> [TO DO]: From the listing below, pull out all lines with "фельдшер" in them.

Records contained in a dataset:
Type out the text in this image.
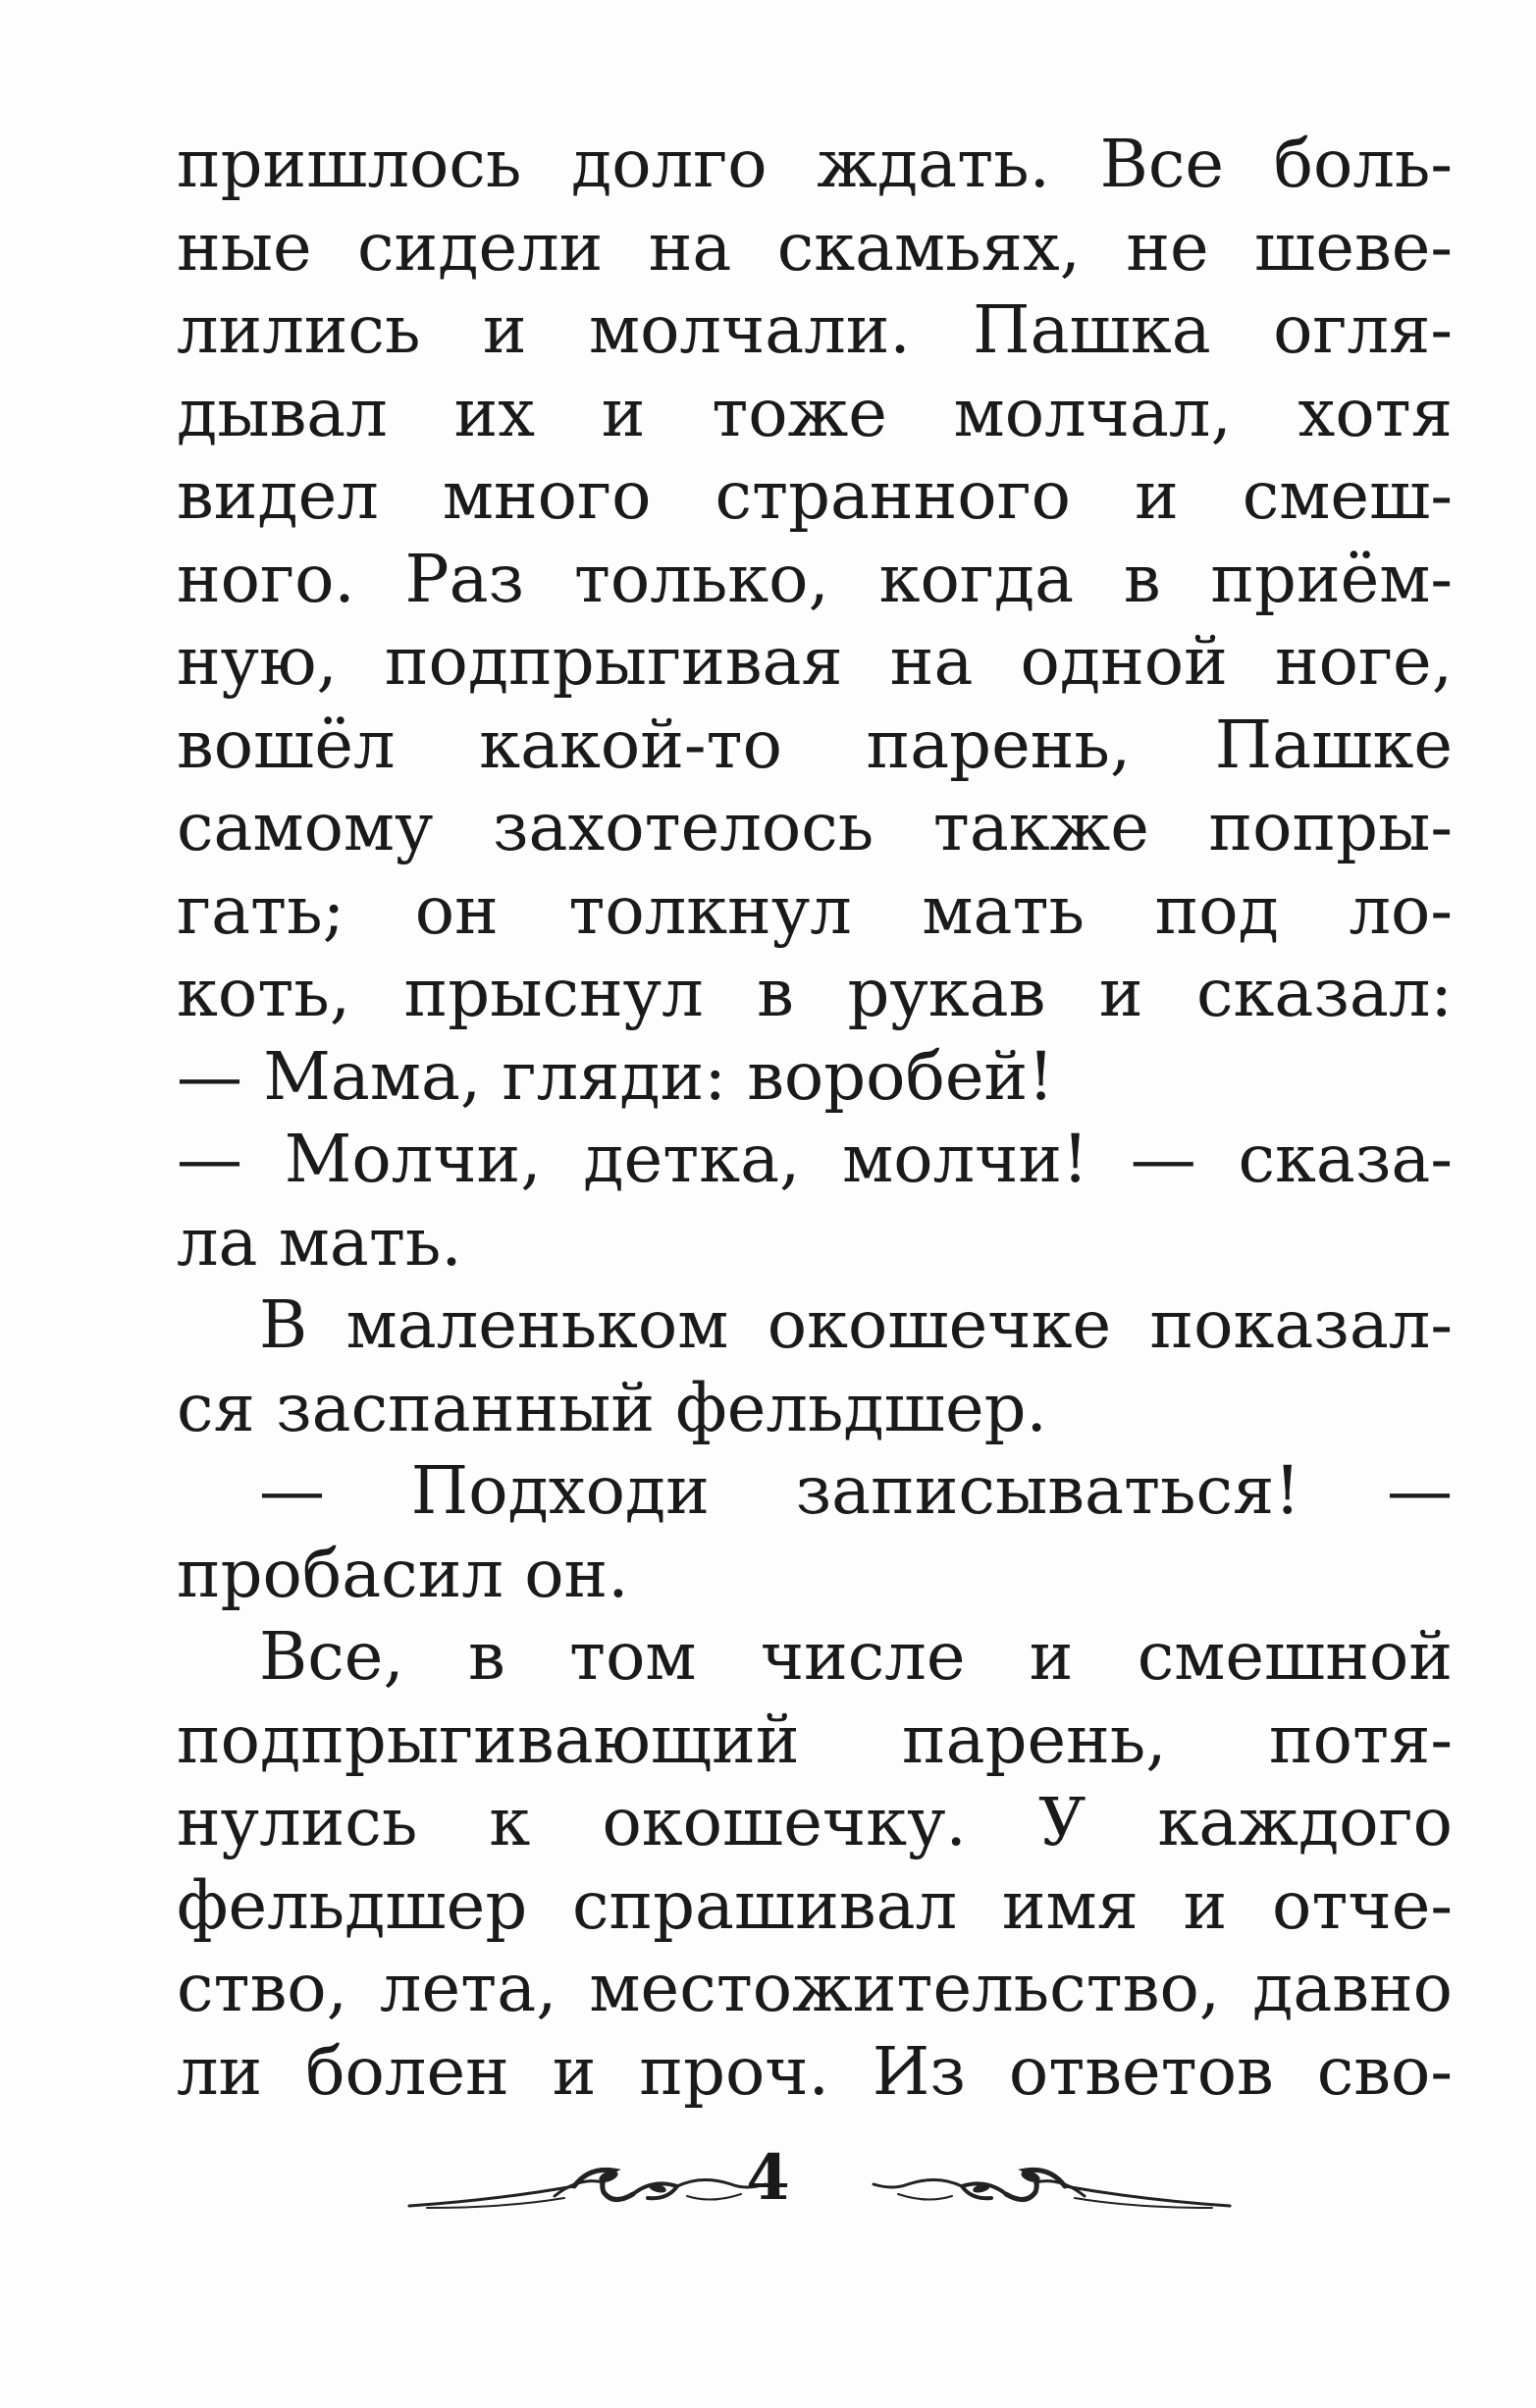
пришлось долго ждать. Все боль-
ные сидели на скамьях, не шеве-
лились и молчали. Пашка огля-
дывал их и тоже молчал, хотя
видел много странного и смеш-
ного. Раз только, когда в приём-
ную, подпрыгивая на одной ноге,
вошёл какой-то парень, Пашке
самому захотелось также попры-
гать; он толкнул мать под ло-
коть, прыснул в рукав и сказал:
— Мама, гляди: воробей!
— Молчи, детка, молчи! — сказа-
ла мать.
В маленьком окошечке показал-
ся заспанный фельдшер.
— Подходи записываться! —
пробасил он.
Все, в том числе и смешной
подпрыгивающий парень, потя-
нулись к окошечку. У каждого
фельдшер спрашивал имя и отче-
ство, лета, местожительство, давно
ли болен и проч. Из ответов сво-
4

> [OUTPUT FOR THIS EXERCISE]:
ся заспанный фельдшер.
фельдшер спрашивал имя и отче-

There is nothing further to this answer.